◆ EXERCISE DESCRIPTION
Rewrite the rows below, switching each instance of "In Review" to "Pending Approval" and leaving everything else unchanged.

◆ MATERIAL FOR THIS EXERCISE
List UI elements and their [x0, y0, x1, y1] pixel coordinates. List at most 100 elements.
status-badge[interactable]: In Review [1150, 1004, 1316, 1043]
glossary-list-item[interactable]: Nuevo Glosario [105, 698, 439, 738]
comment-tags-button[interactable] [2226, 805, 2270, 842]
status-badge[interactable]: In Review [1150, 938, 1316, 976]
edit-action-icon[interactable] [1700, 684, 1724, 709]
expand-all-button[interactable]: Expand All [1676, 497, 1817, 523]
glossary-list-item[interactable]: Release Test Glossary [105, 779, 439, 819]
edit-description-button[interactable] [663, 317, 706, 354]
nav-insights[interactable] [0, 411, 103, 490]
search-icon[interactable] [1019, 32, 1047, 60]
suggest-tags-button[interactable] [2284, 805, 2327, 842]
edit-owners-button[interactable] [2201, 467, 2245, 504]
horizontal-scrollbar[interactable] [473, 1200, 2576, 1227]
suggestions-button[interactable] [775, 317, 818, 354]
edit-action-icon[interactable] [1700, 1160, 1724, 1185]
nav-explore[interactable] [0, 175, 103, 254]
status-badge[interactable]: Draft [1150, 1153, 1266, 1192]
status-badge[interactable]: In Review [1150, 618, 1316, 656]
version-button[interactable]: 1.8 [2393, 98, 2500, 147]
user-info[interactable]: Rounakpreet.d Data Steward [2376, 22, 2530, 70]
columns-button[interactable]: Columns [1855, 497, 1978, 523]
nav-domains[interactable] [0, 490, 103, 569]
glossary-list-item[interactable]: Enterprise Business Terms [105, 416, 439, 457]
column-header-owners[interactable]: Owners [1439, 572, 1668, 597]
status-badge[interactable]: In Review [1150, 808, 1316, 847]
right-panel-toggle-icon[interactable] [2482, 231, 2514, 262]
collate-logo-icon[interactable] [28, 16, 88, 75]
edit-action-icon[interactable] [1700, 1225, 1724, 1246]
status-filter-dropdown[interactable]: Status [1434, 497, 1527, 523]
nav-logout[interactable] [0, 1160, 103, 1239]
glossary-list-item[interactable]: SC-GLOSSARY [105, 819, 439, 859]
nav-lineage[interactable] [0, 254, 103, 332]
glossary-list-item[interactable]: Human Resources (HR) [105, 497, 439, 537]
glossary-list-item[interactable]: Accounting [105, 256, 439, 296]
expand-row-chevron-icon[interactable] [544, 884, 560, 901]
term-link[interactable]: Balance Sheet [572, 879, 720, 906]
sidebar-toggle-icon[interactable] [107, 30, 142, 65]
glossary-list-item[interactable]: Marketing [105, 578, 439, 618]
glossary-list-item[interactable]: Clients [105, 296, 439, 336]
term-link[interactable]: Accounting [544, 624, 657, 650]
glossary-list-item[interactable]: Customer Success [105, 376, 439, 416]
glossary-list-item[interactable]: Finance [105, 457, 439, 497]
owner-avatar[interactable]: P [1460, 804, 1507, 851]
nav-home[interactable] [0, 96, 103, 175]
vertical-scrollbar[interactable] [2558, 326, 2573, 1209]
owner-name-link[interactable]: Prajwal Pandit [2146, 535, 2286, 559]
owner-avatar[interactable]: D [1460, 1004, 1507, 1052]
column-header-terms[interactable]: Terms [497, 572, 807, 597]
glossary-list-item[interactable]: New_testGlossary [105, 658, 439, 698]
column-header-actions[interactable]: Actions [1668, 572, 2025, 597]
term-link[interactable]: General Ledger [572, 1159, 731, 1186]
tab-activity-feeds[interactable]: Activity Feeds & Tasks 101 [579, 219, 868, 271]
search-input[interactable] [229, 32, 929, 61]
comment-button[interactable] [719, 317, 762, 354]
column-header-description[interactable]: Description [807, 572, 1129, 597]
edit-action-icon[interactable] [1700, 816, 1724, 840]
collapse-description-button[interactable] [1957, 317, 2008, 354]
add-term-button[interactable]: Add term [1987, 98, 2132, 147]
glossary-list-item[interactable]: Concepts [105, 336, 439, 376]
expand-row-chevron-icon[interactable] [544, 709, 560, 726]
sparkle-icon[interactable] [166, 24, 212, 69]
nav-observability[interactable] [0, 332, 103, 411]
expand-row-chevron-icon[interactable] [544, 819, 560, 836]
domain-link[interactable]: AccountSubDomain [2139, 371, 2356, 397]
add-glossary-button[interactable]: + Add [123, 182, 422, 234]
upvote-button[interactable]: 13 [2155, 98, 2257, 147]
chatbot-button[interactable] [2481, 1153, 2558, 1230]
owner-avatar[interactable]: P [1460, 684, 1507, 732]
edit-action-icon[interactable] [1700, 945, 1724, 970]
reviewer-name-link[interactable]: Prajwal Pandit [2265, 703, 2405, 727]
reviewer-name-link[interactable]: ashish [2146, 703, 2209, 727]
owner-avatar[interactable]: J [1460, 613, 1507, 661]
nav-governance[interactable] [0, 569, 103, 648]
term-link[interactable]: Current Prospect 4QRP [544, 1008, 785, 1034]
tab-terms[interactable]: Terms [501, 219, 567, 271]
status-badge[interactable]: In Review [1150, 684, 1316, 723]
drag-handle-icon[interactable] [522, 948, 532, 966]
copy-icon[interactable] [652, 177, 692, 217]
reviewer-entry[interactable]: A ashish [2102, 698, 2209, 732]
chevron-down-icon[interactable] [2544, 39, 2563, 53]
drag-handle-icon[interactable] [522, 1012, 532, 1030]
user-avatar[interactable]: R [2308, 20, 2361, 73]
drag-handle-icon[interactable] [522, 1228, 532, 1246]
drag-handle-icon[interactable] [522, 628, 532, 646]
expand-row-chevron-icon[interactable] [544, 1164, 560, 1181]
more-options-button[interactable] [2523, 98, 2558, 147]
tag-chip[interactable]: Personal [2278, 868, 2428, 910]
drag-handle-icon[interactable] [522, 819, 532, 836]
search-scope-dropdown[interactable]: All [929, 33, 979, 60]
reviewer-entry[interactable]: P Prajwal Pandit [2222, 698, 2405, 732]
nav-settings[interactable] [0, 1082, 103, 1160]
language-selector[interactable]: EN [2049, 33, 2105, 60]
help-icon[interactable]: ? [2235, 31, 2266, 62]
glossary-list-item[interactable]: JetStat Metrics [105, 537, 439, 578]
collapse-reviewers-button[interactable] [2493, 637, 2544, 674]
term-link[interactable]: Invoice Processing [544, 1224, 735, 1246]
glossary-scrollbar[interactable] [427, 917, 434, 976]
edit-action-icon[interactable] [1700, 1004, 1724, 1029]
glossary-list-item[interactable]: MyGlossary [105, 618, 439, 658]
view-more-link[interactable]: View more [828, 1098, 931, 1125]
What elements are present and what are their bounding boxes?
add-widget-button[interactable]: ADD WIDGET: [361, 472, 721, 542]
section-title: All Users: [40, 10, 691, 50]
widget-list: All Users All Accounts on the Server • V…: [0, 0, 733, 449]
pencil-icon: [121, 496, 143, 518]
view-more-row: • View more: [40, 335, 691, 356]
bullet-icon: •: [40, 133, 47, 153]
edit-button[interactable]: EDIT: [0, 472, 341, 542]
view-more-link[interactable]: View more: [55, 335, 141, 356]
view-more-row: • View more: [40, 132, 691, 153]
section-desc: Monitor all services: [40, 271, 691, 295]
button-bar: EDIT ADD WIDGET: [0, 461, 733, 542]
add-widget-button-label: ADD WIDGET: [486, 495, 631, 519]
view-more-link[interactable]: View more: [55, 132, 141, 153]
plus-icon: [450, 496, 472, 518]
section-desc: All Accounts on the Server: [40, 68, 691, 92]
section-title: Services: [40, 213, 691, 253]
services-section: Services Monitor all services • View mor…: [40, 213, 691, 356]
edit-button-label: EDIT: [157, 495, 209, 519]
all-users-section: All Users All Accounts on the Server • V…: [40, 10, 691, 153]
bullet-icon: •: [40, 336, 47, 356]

◆ EXPECTED OUTPUT
List UI elements and their [x0, y0, x1, y1] pixel coordinates. List at most 100 elements.
status-badge[interactable]: Pending Approval [1150, 1004, 1316, 1043]
glossary-list-item[interactable]: Nuevo Glosario [105, 698, 439, 738]
comment-tags-button[interactable] [2226, 805, 2270, 842]
status-badge[interactable]: Pending Approval [1150, 938, 1316, 976]
edit-action-icon[interactable] [1700, 684, 1724, 709]
expand-all-button[interactable]: Expand All [1676, 497, 1817, 523]
glossary-list-item[interactable]: Release Test Glossary [105, 779, 439, 819]
edit-description-button[interactable] [663, 317, 706, 354]
nav-insights[interactable] [0, 411, 103, 490]
search-icon[interactable] [1019, 32, 1047, 60]
suggest-tags-button[interactable] [2284, 805, 2327, 842]
edit-owners-button[interactable] [2201, 467, 2245, 504]
horizontal-scrollbar[interactable] [473, 1200, 2576, 1227]
suggestions-button[interactable] [775, 317, 818, 354]
edit-action-icon[interactable] [1700, 1160, 1724, 1185]
nav-explore[interactable] [0, 175, 103, 254]
status-badge[interactable]: Draft [1150, 1153, 1266, 1192]
status-badge[interactable]: Pending Approval [1150, 618, 1316, 656]
version-button[interactable]: 1.8 [2393, 98, 2500, 147]
user-info[interactable]: Rounakpreet.d Data Steward [2376, 22, 2530, 70]
columns-button[interactable]: Columns [1855, 497, 1978, 523]
nav-domains[interactable] [0, 490, 103, 569]
glossary-list-item[interactable]: Enterprise Business Terms [105, 416, 439, 457]
column-header-owners[interactable]: Owners [1439, 572, 1668, 597]
status-badge[interactable]: Pending Approval [1150, 808, 1316, 847]
right-panel-toggle-icon[interactable] [2482, 231, 2514, 262]
collate-logo-icon[interactable] [28, 16, 88, 75]
edit-action-icon[interactable] [1700, 1225, 1724, 1246]
status-filter-dropdown[interactable]: Status [1434, 497, 1527, 523]
nav-logout[interactable] [0, 1160, 103, 1239]
glossary-list-item[interactable]: SC-GLOSSARY [105, 819, 439, 859]
nav-lineage[interactable] [0, 254, 103, 332]
glossary-list-item[interactable]: Human Resources (HR) [105, 497, 439, 537]
glossary-list-item[interactable]: Accounting [105, 256, 439, 296]
expand-row-chevron-icon[interactable] [544, 884, 560, 901]
term-link[interactable]: Balance Sheet [572, 879, 720, 906]
sidebar-toggle-icon[interactable] [107, 30, 142, 65]
glossary-list-item[interactable]: Marketing [105, 578, 439, 618]
glossary-list-item[interactable]: Clients [105, 296, 439, 336]
term-link[interactable]: Accounting [544, 624, 657, 650]
glossary-list-item[interactable]: Customer Success [105, 376, 439, 416]
glossary-list-item[interactable]: Finance [105, 457, 439, 497]
owner-avatar[interactable]: P [1460, 804, 1507, 851]
nav-home[interactable] [0, 96, 103, 175]
vertical-scrollbar[interactable] [2558, 326, 2573, 1209]
owner-name-link[interactable]: Prajwal Pandit [2146, 535, 2286, 559]
owner-avatar[interactable]: D [1460, 1004, 1507, 1052]
column-header-terms[interactable]: Terms [497, 572, 807, 597]
glossary-list-item[interactable]: New_testGlossary [105, 658, 439, 698]
column-header-actions[interactable]: Actions [1668, 572, 2025, 597]
term-link[interactable]: General Ledger [572, 1159, 731, 1186]
tab-activity-feeds[interactable]: Activity Feeds & Tasks 101 [579, 219, 868, 271]
search-input[interactable] [229, 32, 929, 61]
comment-button[interactable] [719, 317, 762, 354]
column-header-description[interactable]: Description [807, 572, 1129, 597]
edit-action-icon[interactable] [1700, 816, 1724, 840]
collapse-description-button[interactable] [1957, 317, 2008, 354]
add-term-button[interactable]: Add term [1987, 98, 2132, 147]
glossary-list-item[interactable]: Concepts [105, 336, 439, 376]
expand-row-chevron-icon[interactable] [544, 709, 560, 726]
sparkle-icon[interactable] [166, 24, 212, 69]
nav-observability[interactable] [0, 332, 103, 411]
expand-row-chevron-icon[interactable] [544, 819, 560, 836]
domain-link[interactable]: AccountSubDomain [2139, 371, 2356, 397]
add-glossary-button[interactable]: + Add [123, 182, 422, 234]
upvote-button[interactable]: 13 [2155, 98, 2257, 147]
chatbot-button[interactable] [2481, 1153, 2558, 1230]
owner-avatar[interactable]: P [1460, 684, 1507, 732]
edit-action-icon[interactable] [1700, 945, 1724, 970]
reviewer-name-link[interactable]: Prajwal Pandit [2265, 703, 2405, 727]
reviewer-name-link[interactable]: ashish [2146, 703, 2209, 727]
owner-avatar[interactable]: J [1460, 613, 1507, 661]
nav-governance[interactable] [0, 569, 103, 648]
term-link[interactable]: Current Prospect 4QRP [544, 1008, 785, 1034]
tab-terms[interactable]: Terms [501, 219, 567, 271]
status-badge[interactable]: Pending Approval [1150, 684, 1316, 723]
drag-handle-icon[interactable] [522, 948, 532, 966]
copy-icon[interactable] [652, 177, 692, 217]
reviewer-entry[interactable]: A ashish [2102, 698, 2209, 732]
chevron-down-icon[interactable] [2544, 39, 2563, 53]
drag-handle-icon[interactable] [522, 1012, 532, 1030]
user-avatar[interactable]: R [2308, 20, 2361, 73]
drag-handle-icon[interactable] [522, 1228, 532, 1246]
drag-handle-icon[interactable] [522, 628, 532, 646]
expand-row-chevron-icon[interactable] [544, 1164, 560, 1181]
more-options-button[interactable] [2523, 98, 2558, 147]
tag-chip[interactable]: Personal [2278, 868, 2428, 910]
drag-handle-icon[interactable] [522, 819, 532, 836]
search-scope-dropdown[interactable]: All [929, 33, 979, 60]
reviewer-entry[interactable]: P Prajwal Pandit [2222, 698, 2405, 732]
nav-settings[interactable] [0, 1082, 103, 1160]
language-selector[interactable]: EN [2049, 33, 2105, 60]
help-icon[interactable]: ? [2235, 31, 2266, 62]
glossary-list-item[interactable]: JetStat Metrics [105, 537, 439, 578]
collapse-reviewers-button[interactable] [2493, 637, 2544, 674]
term-link[interactable]: Invoice Processing [544, 1224, 735, 1246]
glossary-scrollbar[interactable] [427, 917, 434, 976]
edit-action-icon[interactable] [1700, 1004, 1724, 1029]
glossary-list-item[interactable]: MyGlossary [105, 618, 439, 658]
view-more-link[interactable]: View more [828, 1098, 931, 1125]
What elements are present and what are their bounding boxes?
add-widget-button[interactable]: ADD WIDGET: [361, 472, 721, 542]
section-title: All Users: [40, 10, 691, 50]
widget-list: All Users All Accounts on the Server • V…: [0, 0, 733, 449]
pencil-icon: [121, 496, 143, 518]
view-more-row: • View more: [40, 335, 691, 356]
bullet-icon: •: [40, 133, 47, 153]
edit-button[interactable]: EDIT: [0, 472, 341, 542]
view-more-link[interactable]: View more: [55, 335, 141, 356]
view-more-row: • View more: [40, 132, 691, 153]
section-desc: Monitor all services: [40, 271, 691, 295]
button-bar: EDIT ADD WIDGET: [0, 461, 733, 542]
add-widget-button-label: ADD WIDGET: [486, 495, 631, 519]
view-more-link[interactable]: View more: [55, 132, 141, 153]
plus-icon: [450, 496, 472, 518]
section-desc: All Accounts on the Server: [40, 68, 691, 92]
section-title: Services: [40, 213, 691, 253]
services-section: Services Monitor all services • View mor…: [40, 213, 691, 356]
edit-button-label: EDIT: [157, 495, 209, 519]
all-users-section: All Users All Accounts on the Server • V…: [40, 10, 691, 153]
bullet-icon: •: [40, 336, 47, 356]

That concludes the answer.